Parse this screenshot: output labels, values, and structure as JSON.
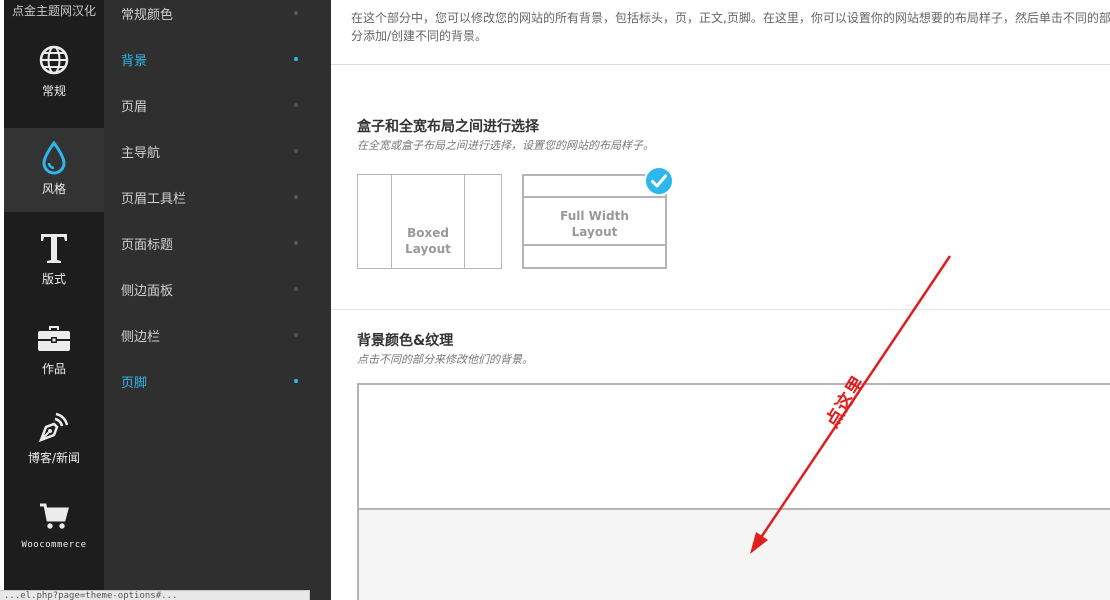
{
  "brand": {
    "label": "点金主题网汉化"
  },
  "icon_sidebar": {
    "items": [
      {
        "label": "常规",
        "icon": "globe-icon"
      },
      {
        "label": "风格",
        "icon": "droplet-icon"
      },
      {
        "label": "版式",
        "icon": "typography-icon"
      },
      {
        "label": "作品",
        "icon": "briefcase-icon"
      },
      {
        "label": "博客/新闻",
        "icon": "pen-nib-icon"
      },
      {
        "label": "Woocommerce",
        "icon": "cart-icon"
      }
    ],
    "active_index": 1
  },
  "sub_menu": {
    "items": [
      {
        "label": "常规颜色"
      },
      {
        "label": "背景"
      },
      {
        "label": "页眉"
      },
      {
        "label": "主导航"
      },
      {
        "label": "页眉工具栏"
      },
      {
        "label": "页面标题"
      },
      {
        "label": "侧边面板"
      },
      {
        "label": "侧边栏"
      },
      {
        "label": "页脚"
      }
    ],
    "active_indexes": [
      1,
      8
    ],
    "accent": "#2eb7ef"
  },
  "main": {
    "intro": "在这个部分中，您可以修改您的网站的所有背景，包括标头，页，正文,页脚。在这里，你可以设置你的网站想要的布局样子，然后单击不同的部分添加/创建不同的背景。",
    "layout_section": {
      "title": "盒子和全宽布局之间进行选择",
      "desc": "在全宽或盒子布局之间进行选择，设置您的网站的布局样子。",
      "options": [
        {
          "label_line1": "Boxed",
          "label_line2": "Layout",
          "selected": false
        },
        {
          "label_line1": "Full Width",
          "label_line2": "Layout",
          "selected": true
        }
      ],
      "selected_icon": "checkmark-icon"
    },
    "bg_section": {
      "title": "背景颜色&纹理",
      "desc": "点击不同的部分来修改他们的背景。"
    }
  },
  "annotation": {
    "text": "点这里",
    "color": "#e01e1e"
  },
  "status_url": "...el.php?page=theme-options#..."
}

******************************

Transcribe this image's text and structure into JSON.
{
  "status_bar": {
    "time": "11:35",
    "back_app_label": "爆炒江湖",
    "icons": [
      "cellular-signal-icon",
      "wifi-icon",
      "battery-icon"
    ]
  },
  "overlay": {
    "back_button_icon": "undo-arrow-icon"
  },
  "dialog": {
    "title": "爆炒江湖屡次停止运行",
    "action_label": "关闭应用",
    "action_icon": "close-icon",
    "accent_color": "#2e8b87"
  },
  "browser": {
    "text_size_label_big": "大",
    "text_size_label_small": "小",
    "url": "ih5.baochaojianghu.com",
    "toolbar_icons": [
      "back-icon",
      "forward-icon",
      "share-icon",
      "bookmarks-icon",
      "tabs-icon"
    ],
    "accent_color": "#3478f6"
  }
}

******************************

[WHAT YOU ARE ASKED TO DO] From the records above, pull out every line containing the word "title".

[RESULT OF THE TASK]
      "title": "盒子和全宽布局之间进行选择",
      "title": "背景颜色&纹理",
    "title": "爆炒江湖屡次停止运行",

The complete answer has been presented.